> [Input]:
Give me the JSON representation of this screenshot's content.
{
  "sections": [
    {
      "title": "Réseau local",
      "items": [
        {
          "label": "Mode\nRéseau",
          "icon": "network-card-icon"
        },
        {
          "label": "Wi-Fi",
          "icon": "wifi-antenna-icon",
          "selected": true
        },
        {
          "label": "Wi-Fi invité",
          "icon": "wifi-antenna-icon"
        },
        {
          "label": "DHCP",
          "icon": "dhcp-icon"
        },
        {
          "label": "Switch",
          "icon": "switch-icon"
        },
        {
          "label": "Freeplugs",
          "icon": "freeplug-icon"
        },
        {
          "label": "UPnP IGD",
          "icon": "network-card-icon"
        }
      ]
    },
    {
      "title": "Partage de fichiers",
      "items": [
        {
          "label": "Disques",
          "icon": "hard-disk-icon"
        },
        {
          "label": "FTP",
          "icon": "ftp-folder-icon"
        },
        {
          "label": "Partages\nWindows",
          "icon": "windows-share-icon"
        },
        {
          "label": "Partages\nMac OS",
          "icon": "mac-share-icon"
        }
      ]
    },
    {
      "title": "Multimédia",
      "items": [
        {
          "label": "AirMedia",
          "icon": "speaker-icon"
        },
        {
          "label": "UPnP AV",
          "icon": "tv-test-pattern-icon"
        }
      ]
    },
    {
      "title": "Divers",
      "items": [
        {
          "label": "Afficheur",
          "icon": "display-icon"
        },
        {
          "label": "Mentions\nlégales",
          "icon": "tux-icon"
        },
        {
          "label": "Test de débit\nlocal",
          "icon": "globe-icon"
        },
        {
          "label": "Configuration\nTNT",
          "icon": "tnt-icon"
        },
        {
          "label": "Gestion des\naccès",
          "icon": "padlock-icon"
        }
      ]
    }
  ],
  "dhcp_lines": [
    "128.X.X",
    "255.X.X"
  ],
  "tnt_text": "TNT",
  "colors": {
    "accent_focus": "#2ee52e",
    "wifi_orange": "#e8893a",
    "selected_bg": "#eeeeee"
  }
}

> [Work to do]:
Quote the data above in full, changing nothing.

> [Output for this exercise]:
Give me the JSON representation of this screenshot's content.
{
  "sections": [
    {
      "title": "Réseau local",
      "items": [
        {
          "label": "Mode\nRéseau",
          "icon": "network-card-icon"
        },
        {
          "label": "Wi-Fi",
          "icon": "wifi-antenna-icon",
          "selected": true
        },
        {
          "label": "Wi-Fi invité",
          "icon": "wifi-antenna-icon"
        },
        {
          "label": "DHCP",
          "icon": "dhcp-icon"
        },
        {
          "label": "Switch",
          "icon": "switch-icon"
        },
        {
          "label": "Freeplugs",
          "icon": "freeplug-icon"
        },
        {
          "label": "UPnP IGD",
          "icon": "network-card-icon"
        }
      ]
    },
    {
      "title": "Partage de fichiers",
      "items": [
        {
          "label": "Disques",
          "icon": "hard-disk-icon"
        },
        {
          "label": "FTP",
          "icon": "ftp-folder-icon"
        },
        {
          "label": "Partages\nWindows",
          "icon": "windows-share-icon"
        },
        {
          "label": "Partages\nMac OS",
          "icon": "mac-share-icon"
        }
      ]
    },
    {
      "title": "Multimédia",
      "items": [
        {
          "label": "AirMedia",
          "icon": "speaker-icon"
        },
        {
          "label": "UPnP AV",
          "icon": "tv-test-pattern-icon"
        }
      ]
    },
    {
      "title": "Divers",
      "items": [
        {
          "label": "Afficheur",
          "icon": "display-icon"
        },
        {
          "label": "Mentions\nlégales",
          "icon": "tux-icon"
        },
        {
          "label": "Test de débit\nlocal",
          "icon": "globe-icon"
        },
        {
          "label": "Configuration\nTNT",
          "icon": "tnt-icon"
        },
        {
          "label": "Gestion des\naccès",
          "icon": "padlock-icon"
        }
      ]
    }
  ],
  "dhcp_lines": [
    "128.X.X",
    "255.X.X"
  ],
  "tnt_text": "TNT",
  "colors": {
    "accent_focus": "#2ee52e",
    "wifi_orange": "#e8893a",
    "selected_bg": "#eeeeee"
  }
}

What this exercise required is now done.